#### Work required:
For each line of the data below that contains "between", return that line.

#### Source information ####

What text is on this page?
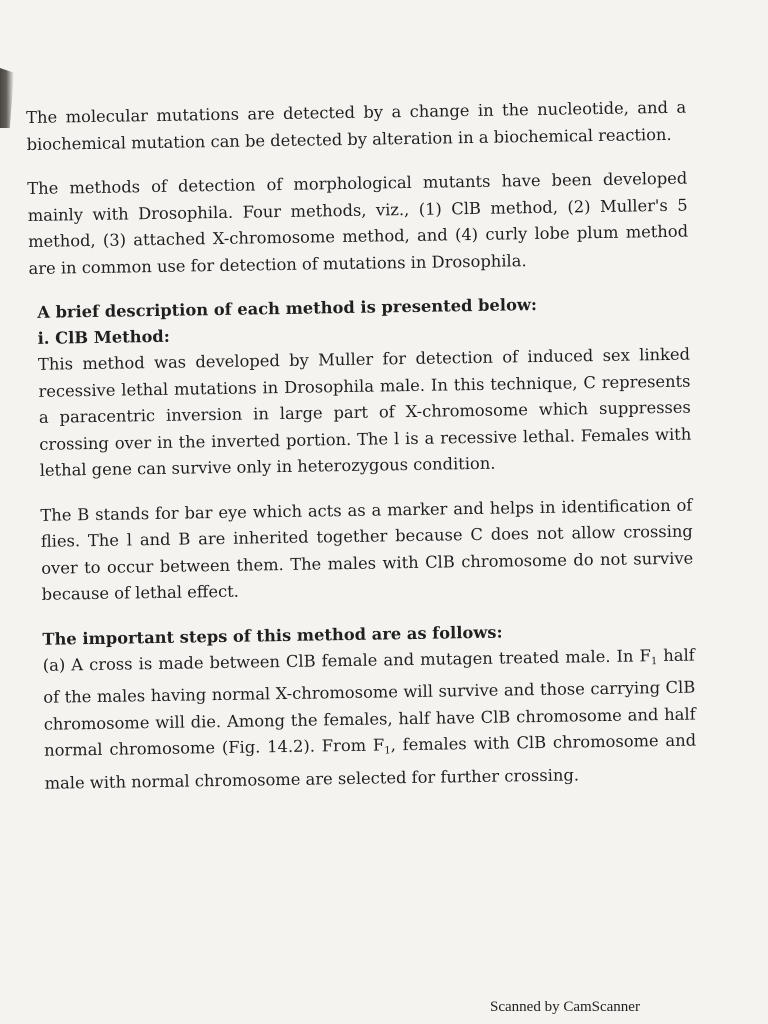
The molecular mutations are detected by a change in the nucleotide, and a biochemical mutation can be detected by alteration in a biochemical reaction.

The methods of detection of morphological mutants have been developed mainly with Drosophila. Four methods, viz., (1) ClB method, (2) Muller's 5 method, (3) attached X-chromosome method, and (4) curly lobe plum method are in common use for detection of mutations in Drosophila.

A brief description of each method is presented below:
i. ClB Method:

This method was developed by Muller for detection of induced sex linked recessive lethal mutations in Drosophila male. In this technique, C represents a paracentric inversion in large part of X-chromosome which suppresses crossing over in the inverted portion. The l is a recessive lethal. Females with lethal gene can survive only in heterozygous condition.

The B stands for bar eye which acts as a marker and helps in identification of flies. The l and B are inherited together because C does not allow crossing over to occur between them. The males with ClB chromosome do not survive because of lethal effect.

The important steps of this method are as follows:

(a) A cross is made between ClB female and mutagen treated male. In $F_1$ half of the males having normal X-chromosome will survive and those carrying ClB chromosome will die. Among the females, half have ClB chromosome and half normal chromosome (Fig. 14.2). From $F_1$, females with ClB chromosome and male with normal chromosome are selected for further crossing.

Scanned by CamScanner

####

#### Exercise answer:
The B stands for bar eye which acts as a marker and helps in identification of flies. The l and B are inherited together because C does not allow crossing over to occur between them. The males with ClB chromosome do not survive because of lethal effect.
(a) A cross is made between ClB female and mutagen treated male. In $F_1$ half of the males having normal X-chromosome will survive and those carrying ClB chromosome will die. Among the females, half have ClB chromosome and half normal chromosome (Fig. 14.2). From $F_1$, females with ClB chromosome and male with normal chromosome are selected for further crossing.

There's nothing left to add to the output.